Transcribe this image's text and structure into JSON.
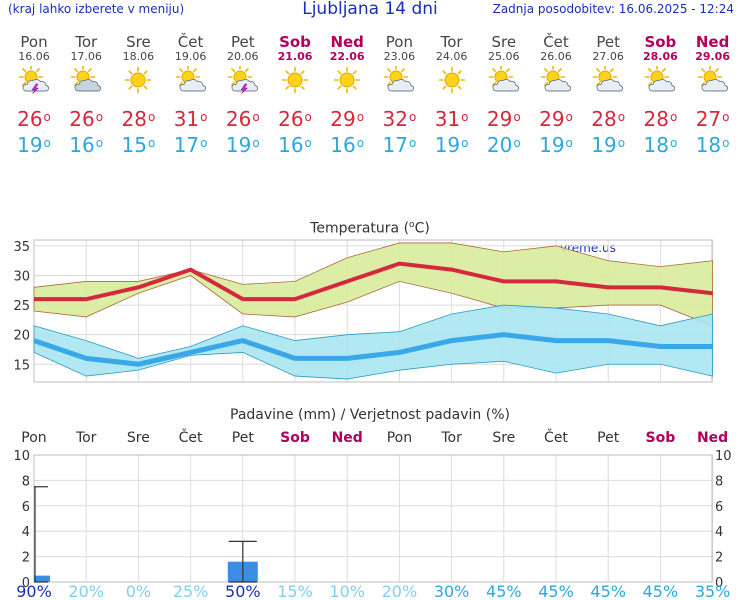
{
  "header": {
    "left_note": "(kraj lahko izberete v meniju)",
    "title": "Ljubljana 14 dni",
    "updated": "Zadnja posodobitev: 16.06.2025 - 12:24"
  },
  "days": [
    {
      "name": "Pon",
      "date": "16.06",
      "weekend": false,
      "icon": "sun-cloud-lightning-icon",
      "hi": "26",
      "lo": "19"
    },
    {
      "name": "Tor",
      "date": "17.06",
      "weekend": false,
      "icon": "sun-cloudy-icon",
      "hi": "26",
      "lo": "16"
    },
    {
      "name": "Sre",
      "date": "18.06",
      "weekend": false,
      "icon": "sun-icon",
      "hi": "28",
      "lo": "15"
    },
    {
      "name": "Čet",
      "date": "19.06",
      "weekend": false,
      "icon": "sun-cloud-icon",
      "hi": "31",
      "lo": "17"
    },
    {
      "name": "Pet",
      "date": "20.06",
      "weekend": false,
      "icon": "sun-cloud-lightning-icon",
      "hi": "26",
      "lo": "19"
    },
    {
      "name": "Sob",
      "date": "21.06",
      "weekend": true,
      "icon": "sun-icon",
      "hi": "26",
      "lo": "16"
    },
    {
      "name": "Ned",
      "date": "22.06",
      "weekend": true,
      "icon": "sun-icon",
      "hi": "29",
      "lo": "16"
    },
    {
      "name": "Pon",
      "date": "23.06",
      "weekend": false,
      "icon": "sun-cloud-icon",
      "hi": "32",
      "lo": "17"
    },
    {
      "name": "Tor",
      "date": "24.06",
      "weekend": false,
      "icon": "sun-icon",
      "hi": "31",
      "lo": "19"
    },
    {
      "name": "Sre",
      "date": "25.06",
      "weekend": false,
      "icon": "sun-cloud-icon",
      "hi": "29",
      "lo": "20"
    },
    {
      "name": "Čet",
      "date": "26.06",
      "weekend": false,
      "icon": "sun-cloud-icon",
      "hi": "29",
      "lo": "19"
    },
    {
      "name": "Pet",
      "date": "27.06",
      "weekend": false,
      "icon": "sun-cloud-icon",
      "hi": "28",
      "lo": "19"
    },
    {
      "name": "Sob",
      "date": "28.06",
      "weekend": true,
      "icon": "sun-cloud-icon",
      "hi": "28",
      "lo": "18"
    },
    {
      "name": "Ned",
      "date": "29.06",
      "weekend": true,
      "icon": "sun-cloud-icon",
      "hi": "27",
      "lo": "18"
    }
  ],
  "degree_symbol": "o",
  "colors": {
    "weekend": "#b0005a",
    "hi": "#d6283c",
    "lo": "#2aa8e0",
    "hi_band": "#d8ec9c",
    "lo_band": "#a8e6f0",
    "lo_line": "#3aa8e8",
    "bar": "#3a8ee6",
    "pct_strong": "#1a2fb8",
    "pct_weak": "#7fd0f0"
  },
  "credit": "vreme.us",
  "chart_data": [
    {
      "type": "line",
      "title": "Temperatura (°C)",
      "categories": [
        "Pon",
        "Tor",
        "Sre",
        "Čet",
        "Pet",
        "Sob",
        "Ned",
        "Pon",
        "Tor",
        "Sre",
        "Čet",
        "Pet",
        "Sob",
        "Ned"
      ],
      "ylim": [
        12,
        36
      ],
      "yticks": [
        15,
        20,
        25,
        30,
        35
      ],
      "grid": true,
      "series": [
        {
          "role": "high",
          "values": [
            26,
            26,
            28,
            31,
            26,
            26,
            29,
            32,
            31,
            29,
            29,
            28,
            28,
            27
          ],
          "band_max": [
            28,
            29,
            29,
            31,
            28.5,
            29,
            33,
            35.5,
            35.5,
            34,
            35,
            32.5,
            31.5,
            32.5
          ],
          "band_min": [
            24,
            23,
            27,
            30,
            23.5,
            23,
            25.5,
            29,
            27,
            24.5,
            24.5,
            25,
            25,
            21.5
          ]
        },
        {
          "role": "low",
          "values": [
            19,
            16,
            15,
            17,
            19,
            16,
            16,
            17,
            19,
            20,
            19,
            19,
            18,
            18
          ],
          "band_max": [
            21.5,
            19,
            16,
            18,
            21.5,
            19,
            20,
            20.5,
            23.5,
            25,
            24.5,
            23.5,
            21.5,
            23.5
          ],
          "band_min": [
            17,
            13,
            14,
            16.5,
            17,
            13,
            12.5,
            14,
            15,
            15.5,
            13.5,
            15,
            15,
            13
          ]
        }
      ]
    },
    {
      "type": "bar",
      "title": "Padavine (mm) / Verjetnost padavin (%)",
      "categories": [
        "Pon",
        "Tor",
        "Sre",
        "Čet",
        "Pet",
        "Sob",
        "Ned",
        "Pon",
        "Tor",
        "Sre",
        "Čet",
        "Pet",
        "Sob",
        "Ned"
      ],
      "ylim": [
        0,
        10
      ],
      "yticks": [
        0,
        2,
        4,
        6,
        8,
        10
      ],
      "values": [
        0.5,
        0,
        0,
        0,
        1.6,
        0,
        0,
        0,
        0,
        0,
        0,
        0,
        0,
        0
      ],
      "error_max": [
        7.5,
        null,
        null,
        null,
        3.2,
        null,
        null,
        null,
        null,
        null,
        null,
        null,
        null,
        null
      ],
      "probability_labels": [
        "90%",
        "20%",
        "0%",
        "25%",
        "50%",
        "15%",
        "10%",
        "20%",
        "30%",
        "45%",
        "45%",
        "45%",
        "45%",
        "35%"
      ],
      "probability": [
        90,
        20,
        0,
        25,
        50,
        15,
        10,
        20,
        30,
        45,
        45,
        45,
        45,
        35
      ]
    }
  ]
}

-- -- --

## PROBLEM DESCRIPTION
Go through the listing above and write it all out exactly, leaving out any picture.

## WORKED ANSWER
Transcribe this image's text and structure into JSON.
{
  "header": {
    "left_note": "(kraj lahko izberete v meniju)",
    "title": "Ljubljana 14 dni",
    "updated": "Zadnja posodobitev: 16.06.2025 - 12:24"
  },
  "days": [
    {
      "name": "Pon",
      "date": "16.06",
      "weekend": false,
      "icon": "sun-cloud-lightning-icon",
      "hi": "26",
      "lo": "19"
    },
    {
      "name": "Tor",
      "date": "17.06",
      "weekend": false,
      "icon": "sun-cloudy-icon",
      "hi": "26",
      "lo": "16"
    },
    {
      "name": "Sre",
      "date": "18.06",
      "weekend": false,
      "icon": "sun-icon",
      "hi": "28",
      "lo": "15"
    },
    {
      "name": "Čet",
      "date": "19.06",
      "weekend": false,
      "icon": "sun-cloud-icon",
      "hi": "31",
      "lo": "17"
    },
    {
      "name": "Pet",
      "date": "20.06",
      "weekend": false,
      "icon": "sun-cloud-lightning-icon",
      "hi": "26",
      "lo": "19"
    },
    {
      "name": "Sob",
      "date": "21.06",
      "weekend": true,
      "icon": "sun-icon",
      "hi": "26",
      "lo": "16"
    },
    {
      "name": "Ned",
      "date": "22.06",
      "weekend": true,
      "icon": "sun-icon",
      "hi": "29",
      "lo": "16"
    },
    {
      "name": "Pon",
      "date": "23.06",
      "weekend": false,
      "icon": "sun-cloud-icon",
      "hi": "32",
      "lo": "17"
    },
    {
      "name": "Tor",
      "date": "24.06",
      "weekend": false,
      "icon": "sun-icon",
      "hi": "31",
      "lo": "19"
    },
    {
      "name": "Sre",
      "date": "25.06",
      "weekend": false,
      "icon": "sun-cloud-icon",
      "hi": "29",
      "lo": "20"
    },
    {
      "name": "Čet",
      "date": "26.06",
      "weekend": false,
      "icon": "sun-cloud-icon",
      "hi": "29",
      "lo": "19"
    },
    {
      "name": "Pet",
      "date": "27.06",
      "weekend": false,
      "icon": "sun-cloud-icon",
      "hi": "28",
      "lo": "19"
    },
    {
      "name": "Sob",
      "date": "28.06",
      "weekend": true,
      "icon": "sun-cloud-icon",
      "hi": "28",
      "lo": "18"
    },
    {
      "name": "Ned",
      "date": "29.06",
      "weekend": true,
      "icon": "sun-cloud-icon",
      "hi": "27",
      "lo": "18"
    }
  ],
  "degree_symbol": "o",
  "colors": {
    "weekend": "#b0005a",
    "hi": "#d6283c",
    "lo": "#2aa8e0",
    "hi_band": "#d8ec9c",
    "lo_band": "#a8e6f0",
    "lo_line": "#3aa8e8",
    "bar": "#3a8ee6",
    "pct_strong": "#1a2fb8",
    "pct_weak": "#7fd0f0"
  },
  "credit": "vreme.us",
  "chart_data": [
    {
      "type": "line",
      "title": "Temperatura (°C)",
      "categories": [
        "Pon",
        "Tor",
        "Sre",
        "Čet",
        "Pet",
        "Sob",
        "Ned",
        "Pon",
        "Tor",
        "Sre",
        "Čet",
        "Pet",
        "Sob",
        "Ned"
      ],
      "ylim": [
        12,
        36
      ],
      "yticks": [
        15,
        20,
        25,
        30,
        35
      ],
      "grid": true,
      "series": [
        {
          "role": "high",
          "values": [
            26,
            26,
            28,
            31,
            26,
            26,
            29,
            32,
            31,
            29,
            29,
            28,
            28,
            27
          ],
          "band_max": [
            28,
            29,
            29,
            31,
            28.5,
            29,
            33,
            35.5,
            35.5,
            34,
            35,
            32.5,
            31.5,
            32.5
          ],
          "band_min": [
            24,
            23,
            27,
            30,
            23.5,
            23,
            25.5,
            29,
            27,
            24.5,
            24.5,
            25,
            25,
            21.5
          ]
        },
        {
          "role": "low",
          "values": [
            19,
            16,
            15,
            17,
            19,
            16,
            16,
            17,
            19,
            20,
            19,
            19,
            18,
            18
          ],
          "band_max": [
            21.5,
            19,
            16,
            18,
            21.5,
            19,
            20,
            20.5,
            23.5,
            25,
            24.5,
            23.5,
            21.5,
            23.5
          ],
          "band_min": [
            17,
            13,
            14,
            16.5,
            17,
            13,
            12.5,
            14,
            15,
            15.5,
            13.5,
            15,
            15,
            13
          ]
        }
      ]
    },
    {
      "type": "bar",
      "title": "Padavine (mm) / Verjetnost padavin (%)",
      "categories": [
        "Pon",
        "Tor",
        "Sre",
        "Čet",
        "Pet",
        "Sob",
        "Ned",
        "Pon",
        "Tor",
        "Sre",
        "Čet",
        "Pet",
        "Sob",
        "Ned"
      ],
      "ylim": [
        0,
        10
      ],
      "yticks": [
        0,
        2,
        4,
        6,
        8,
        10
      ],
      "values": [
        0.5,
        0,
        0,
        0,
        1.6,
        0,
        0,
        0,
        0,
        0,
        0,
        0,
        0,
        0
      ],
      "error_max": [
        7.5,
        null,
        null,
        null,
        3.2,
        null,
        null,
        null,
        null,
        null,
        null,
        null,
        null,
        null
      ],
      "probability_labels": [
        "90%",
        "20%",
        "0%",
        "25%",
        "50%",
        "15%",
        "10%",
        "20%",
        "30%",
        "45%",
        "45%",
        "45%",
        "45%",
        "35%"
      ],
      "probability": [
        90,
        20,
        0,
        25,
        50,
        15,
        10,
        20,
        30,
        45,
        45,
        45,
        45,
        35
      ]
    }
  ]
}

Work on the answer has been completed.